* Begin *
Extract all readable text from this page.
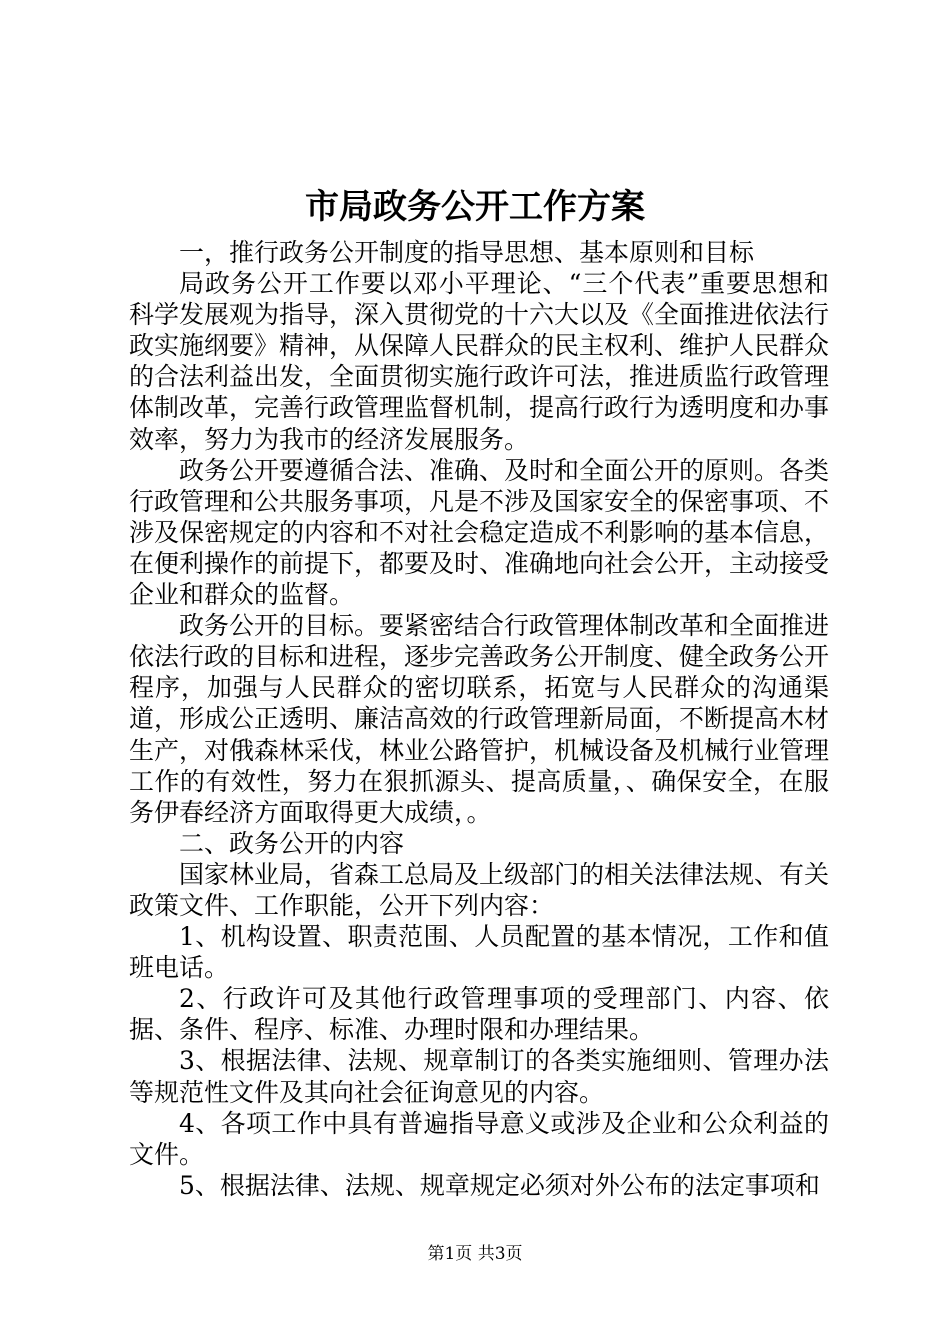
市局政务公开工作方案

一，推行政务公开制度的指导思想、基本原则和目标

局政务公开工作要以邓小平理论、“三个代表”重要思想和科学发展观为指导，深入贯彻党的十六大以及《全面推进依法行政实施纲要》精神，从保障人民群众的民主权利、维护人民群众的合法利益出发，全面贯彻实施行政许可法，推进质监行政管理体制改革，完善行政管理监督机制，提高行政行为透明度和办事效率，努力为我市的经济发展服务。

政务公开要遵循合法、准确、及时和全面公开的原则。各类行政管理和公共服务事项，凡是不涉及国家安全的保密事项、不涉及保密规定的内容和不对社会稳定造成不利影响的基本信息，在便利操作的前提下，都要及时、准确地向社会公开，主动接受企业和群众的监督。

政务公开的目标。要紧密结合行政管理体制改革和全面推进依法行政的目标和进程，逐步完善政务公开制度、健全政务公开程序，加强与人民群众的密切联系，拓宽与人民群众的沟通渠道，形成公正透明、廉洁高效的行政管理新局面，不断提高木材生产，对俄森林采伐，林业公路管护，机械设备及机械行业管理工作的有效性，努力在狠抓源头、提高质量，、确保安全，在服务伊春经济方面取得更大成绩，。

二、政务公开的内容

国家林业局，省森工总局及上级部门的相关法律法规、有关政策文件、工作职能，公开下列内容：

1、机构设置、职责范围、人员配置的基本情况，工作和值班电话。

2、行政许可及其他行政管理事项的受理部门、内容、依据、条件、程序、标准、办理时限和办理结果。

3、根据法律、法规、规章制订的各类实施细则、管理办法等规范性文件及其向社会征询意见的内容。

4、各项工作中具有普遍指导意义或涉及企业和公众利益的文件。

5、根据法律、法规、规章规定必须对外公布的法定事项和

第1页 共3页
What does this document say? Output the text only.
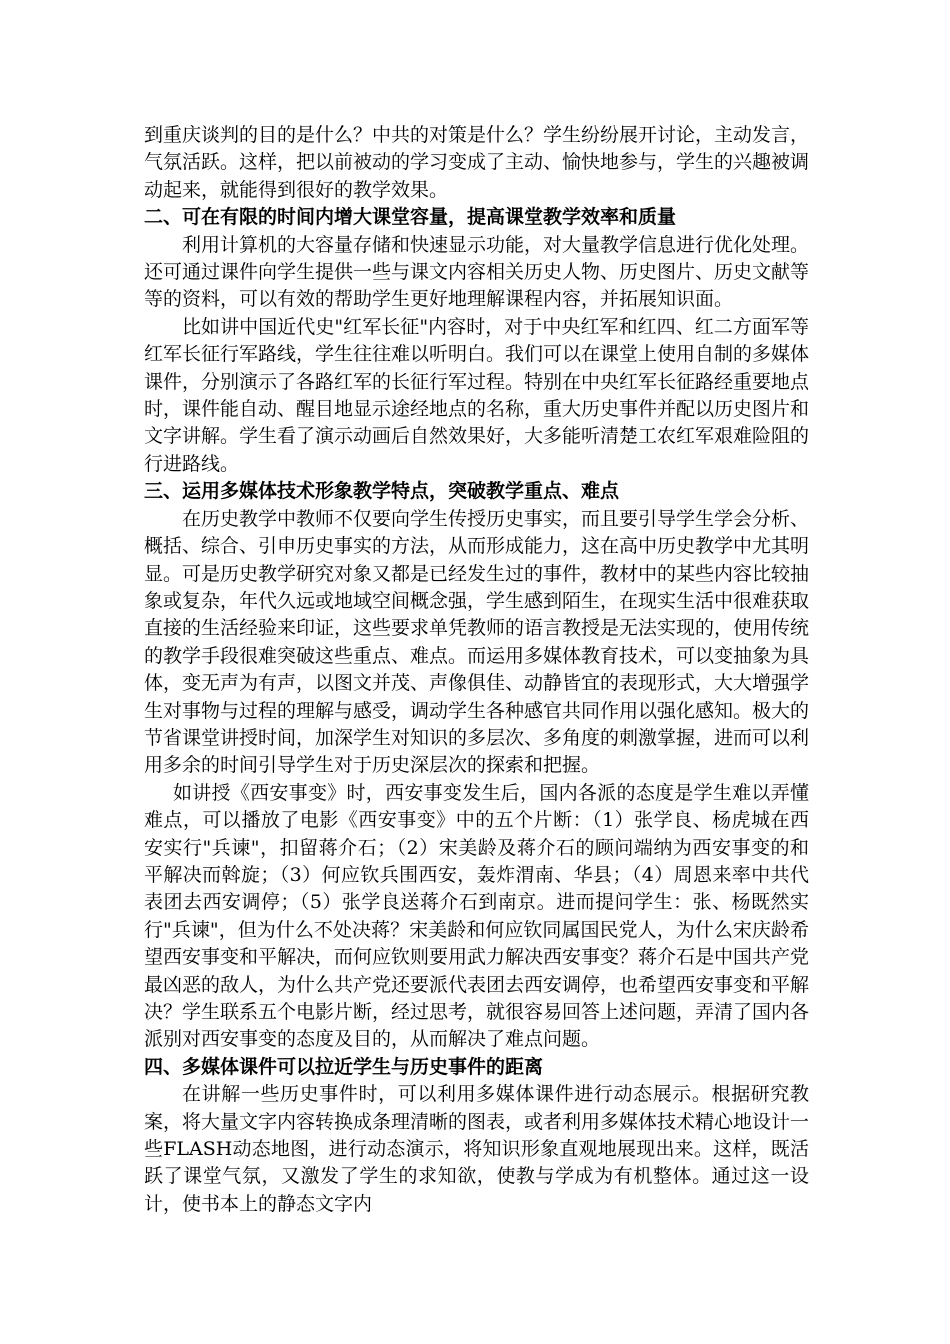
到重庆谈判的目的是什么？中共的对策是什么？学生纷纷展开讨论，主动发言，气氛活跃。这样，把以前被动的学习变成了主动、愉快地参与，学生的兴趣被调动起来，就能得到很好的教学效果。

二、可在有限的时间内增大课堂容量，提高课堂教学效率和质量

利用计算机的大容量存储和快速显示功能，对大量教学信息进行优化处理。还可通过课件向学生提供一些与课文内容相关历史人物、历史图片、历史文献等等的资料，可以有效的帮助学生更好地理解课程内容，并拓展知识面。

比如讲中国近代史"红军长征"内容时，对于中央红军和红四、红二方面军等红军长征行军路线，学生往往难以听明白。我们可以在课堂上使用自制的多媒体课件，分别演示了各路红军的长征行军过程。特别在中央红军长征路经重要地点时，课件能自动、醒目地显示途经地点的名称，重大历史事件并配以历史图片和文字讲解。学生看了演示动画后自然效果好，大多能听清楚工农红军艰难险阻的行进路线。

三、运用多媒体技术形象教学特点，突破教学重点、难点

在历史教学中教师不仅要向学生传授历史事实，而且要引导学生学会分析、概括、综合、引申历史事实的方法，从而形成能力，这在高中历史教学中尤其明显。可是历史教学研究对象又都是已经发生过的事件，教材中的某些内容比较抽象或复杂，年代久远或地域空间概念强，学生感到陌生，在现实生活中很难获取直接的生活经验来印证，这些要求单凭教师的语言教授是无法实现的，使用传统的教学手段很难突破这些重点、难点。而运用多媒体教育技术，可以变抽象为具体，变无声为有声，以图文并茂、声像俱佳、动静皆宜的表现形式，大大增强学生对事物与过程的理解与感受，调动学生各种感官共同作用以强化感知。极大的节省课堂讲授时间，加深学生对知识的多层次、多角度的刺激掌握，进而可以利用多余的时间引导学生对于历史深层次的探索和把握。

如讲授《西安事变》时，西安事变发生后，国内各派的态度是学生难以弄懂难点，可以播放了电影《西安事变》中的五个片断：（1）张学良、杨虎城在西安实行"兵谏"，扣留蒋介石；（2）宋美龄及蒋介石的顾问端纳为西安事变的和平解决而斡旋；（3）何应钦兵围西安，轰炸渭南、华县；（4）周恩来率中共代表团去西安调停；（5）张学良送蒋介石到南京。进而提问学生：张、杨既然实行"兵谏"，但为什么不处决蒋？宋美龄和何应钦同属国民党人，为什么宋庆龄希望西安事变和平解决，而何应钦则要用武力解决西安事变？蒋介石是中国共产党最凶恶的敌人，为什么共产党还要派代表团去西安调停，也希望西安事变和平解决？学生联系五个电影片断，经过思考，就很容易回答上述问题，弄清了国内各派别对西安事变的态度及目的，从而解决了难点问题。

四、多媒体课件可以拉近学生与历史事件的距离

在讲解一些历史事件时，可以利用多媒体课件进行动态展示。根据研究教案，将大量文字内容转换成条理清晰的图表，或者利用多媒体技术精心地设计一些FLASH动态地图，进行动态演示，将知识形象直观地展现出来。这样，既活跃了课堂气氛，又激发了学生的求知欲，使教与学成为有机整体。通过这一设计，使书本上的静态文字内
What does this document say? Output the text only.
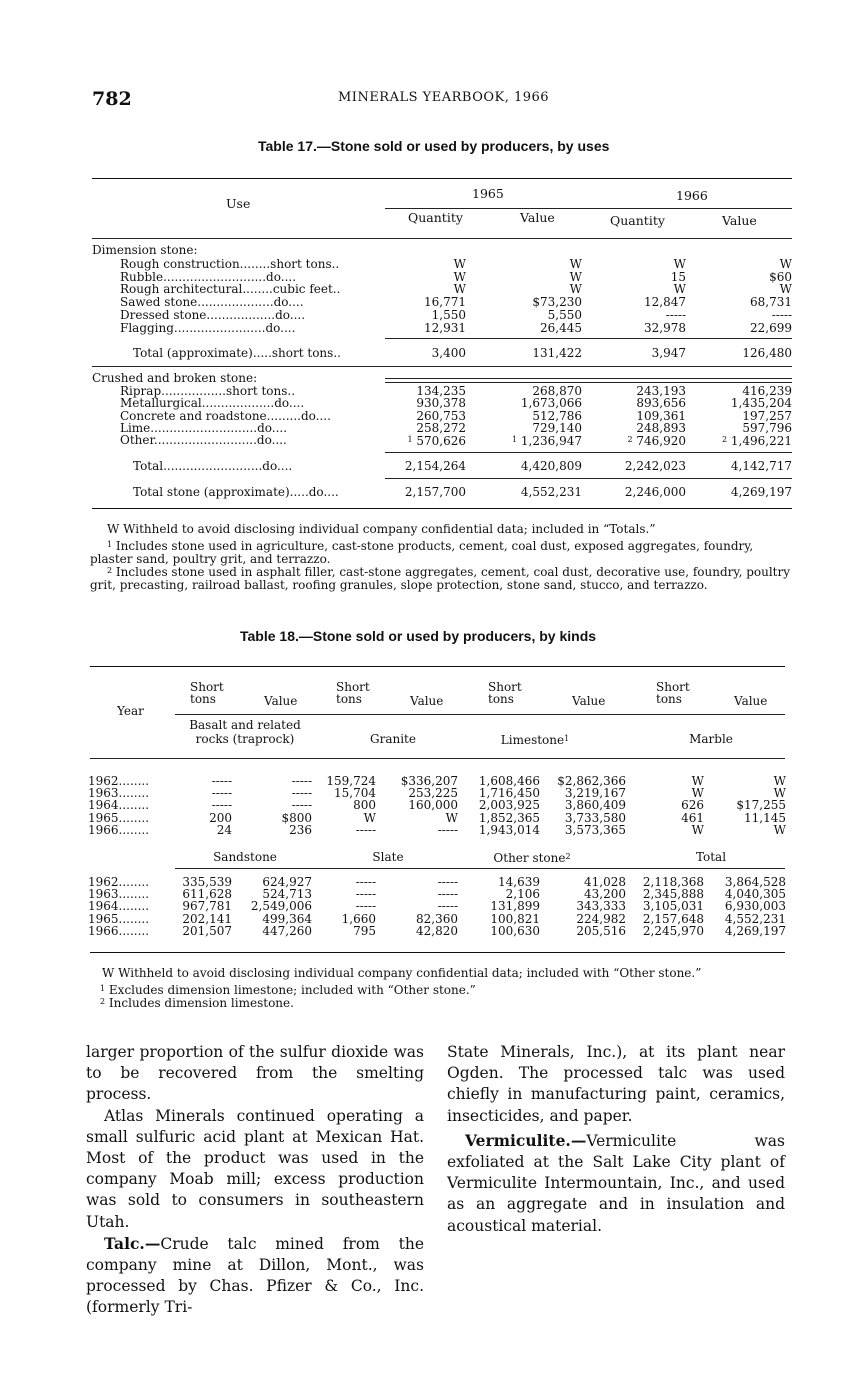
782	MINERALS YEARBOOK, 1966
Table 17.—Stone sold or used by producers, by uses
Use
1965	1966
Quantity	Value	Quantity	Value
Dimension stone:
Rough construction........short tons..	W	W	W	W
Rubble...........................do....	W	W	15	$60
Rough architectural........cubic feet..	W	W	W	W
Sawed stone....................do....	16,771	$73,230	12,847	68,731
Dressed stone..................do....	1,550	5,550	-----	-----
Flagging........................do....	12,931	26,445	32,978	22,699
Total (approximate).....short tons..	3,400	131,422	3,947	126,480
Crushed and broken stone:
Riprap.................short tons..	134,235	268,870	243,193	416,239
Metallurgical...................do....	930,378	1,673,066	893,656	1,435,204
Concrete and roadstone.........do....	260,753	512,786	109,361	197,257
Lime............................do....	258,272	729,140	248,893	597,796
Other...........................do....	$^1$ 570,626	$^1$ 1,236,947	$^2$ 746,920	$^2$ 1,496,221
Total..........................do....	2,154,264	4,420,809	2,242,023	4,142,717
Total stone (approximate).....do....	2,157,700	4,552,231	2,246,000	4,269,197
W Withheld to avoid disclosing individual company confidential data; included in “Totals.”
$^1$ Includes stone used in agriculture, cast-stone products, cement, coal dust, exposed aggregates, foundry, plaster sand, poultry grit, and terrazzo.
$^2$ Includes stone used in asphalt filler, cast-stone aggregates, cement, coal dust, decorative use, foundry, poultry grit, precasting, railroad ballast, roofing granules, slope protection, stone sand, stucco, and terrazzo.
Table 18.—Stone sold or used by producers, by kinds
Year
Short
tons
Short
tons
Short
tons
Short
tons
Value	Value	Value	Value
Basalt and related rocks (traprock)	Granite	Limestone$^1$	Marble
1962........	-----	-----	159,724	$336,207	1,608,466	$2,862,366	W	W
1963........	-----	-----	15,704	253,225	1,716,450	3,219,167	W	W
1964........	-----	-----	800	160,000	2,003,925	3,860,409	626	$17,255
1965........	200	$800	W	W	1,852,365	3,733,580	461	11,145
1966........	24	236	-----	-----	1,943,014	3,573,365	W	W
Sandstone	Slate	Other stone$^2$	Total
1962........	335,539	624,927	-----	-----	14,639	41,028	2,118,368	3,864,528
1963........	611,628	524,713	-----	-----	2,106	43,200	2,345,888	4,040,305
1964........	967,781	2,549,006	-----	-----	131,899	343,333	3,105,031	6,930,003
1965........	202,141	499,364	1,660	82,360	100,821	224,982	2,157,648	4,552,231
1966........	201,507	447,260	795	42,820	100,630	205,516	2,245,970	4,269,197
W Withheld to avoid disclosing individual company confidential data; included with “Other stone.”
$^1$ Excludes dimension limestone; included with “Other stone.”
$^2$ Includes dimension limestone.

larger proportion of the sulfur dioxide was to be recovered from the smelting process.

Atlas Minerals continued operating a small sulfuric acid plant at Mexican Hat. Most of the product was used in the company Moab mill; excess production was sold to consumers in southeastern Utah.

Talc.—Crude talc mined from the company mine at Dillon, Mont., was processed by Chas. Pfizer & Co., Inc. (formerly Tri-

State Minerals, Inc.), at its plant near Ogden. The processed talc was used chiefly in manufacturing paint, ceramics, insecticides, and paper.

Vermiculite.—Vermiculite was exfoliated at the Salt Lake City plant of Vermiculite Intermountain, Inc., and used as an aggregate and in insulation and acoustical material.
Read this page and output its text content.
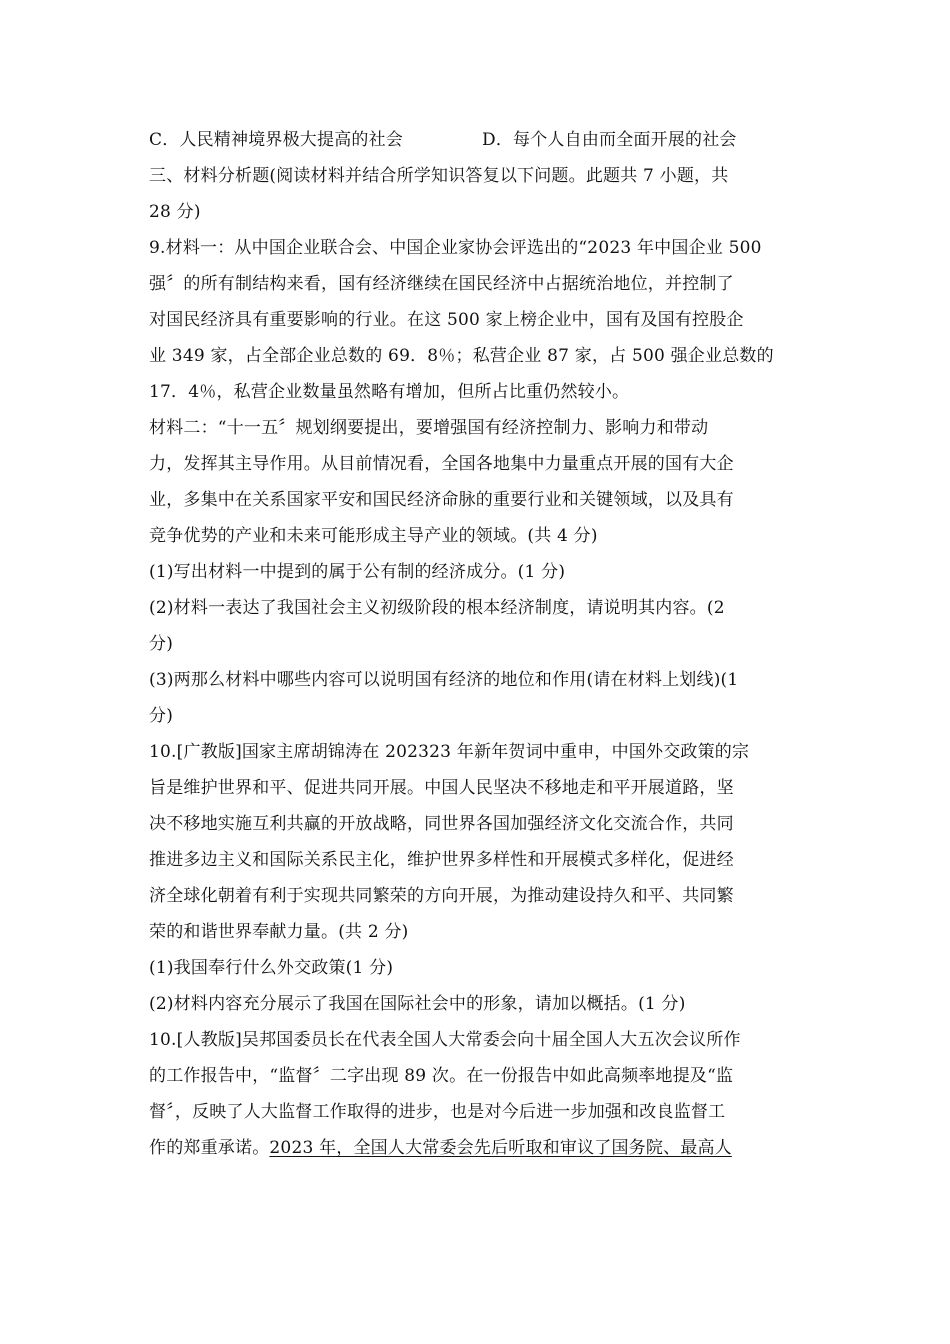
C．人民精神境界极大提高的社会	D．每个人自由而全面开展的社会
三、材料分析题(阅读材料并结合所学知识答复以下问题。此题共 7 小题，共
28 分)
9.材料一：从中国企业联合会、中国企业家协会评选出的“2023 年中国企业 500
强〞的所有制结构来看，国有经济继续在国民经济中占据统治地位，并控制了
对国民经济具有重要影响的行业。在这 500 家上榜企业中，国有及国有控股企
业 349 家，占全部企业总数的 69．8％；私营企业 87 家，占 500 强企业总数的
17．4％，私营企业数量虽然略有增加，但所占比重仍然较小。
材料二：“十一五〞规划纲要提出，要增强国有经济控制力、影响力和带动
力，发挥其主导作用。从目前情况看，全国各地集中力量重点开展的国有大企
业，多集中在关系国家平安和国民经济命脉的重要行业和关键领域，以及具有
竞争优势的产业和未来可能形成主导产业的领域。(共 4 分)
(1)写出材料一中提到的属于公有制的经济成分。(1 分)
(2)材料一表达了我国社会主义初级阶段的根本经济制度，请说明其内容。(2
分)
(3)两那么材料中哪些内容可以说明国有经济的地位和作用(请在材料上划线)(1
分)
10.[广教版]国家主席胡锦涛在 202323 年新年贺词中重申，中国外交政策的宗
旨是维护世界和平、促进共同开展。中国人民坚决不移地走和平开展道路，坚
决不移地实施互利共赢的开放战略，同世界各国加强经济文化交流合作，共同
推进多边主义和国际关系民主化，维护世界多样性和开展模式多样化，促进经
济全球化朝着有利于实现共同繁荣的方向开展，为推动建设持久和平、共同繁
荣的和谐世界奉献力量。(共 2 分)
(1)我国奉行什么外交政策(1 分)
(2)材料内容充分展示了我国在国际社会中的形象，请加以概括。(1 分)
10.[人教版]吴邦国委员长在代表全国人大常委会向十届全国人大五次会议所作
的工作报告中，“监督〞二字出现 89 次。在一份报告中如此高频率地提及“监
督〞，反映了人大监督工作取得的进步，也是对今后进一步加强和改良监督工
作的郑重承诺。2023 年，全国人大常委会先后听取和审议了国务院、最高人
* End *
▶ [WRITTEN PROBLEM]:
Write out every line of the listing that holds the word "sold".

▶ [SOLVED EXERCISE]:
Table 17.—Stone sold or used by producers, by uses
Table 18.—Stone sold or used by producers, by kinds
Atlas Minerals continued operating a small sulfuric acid plant at Mexican Hat. Most of the product was used in the company Moab mill; excess production was sold to consumers in southeastern Utah.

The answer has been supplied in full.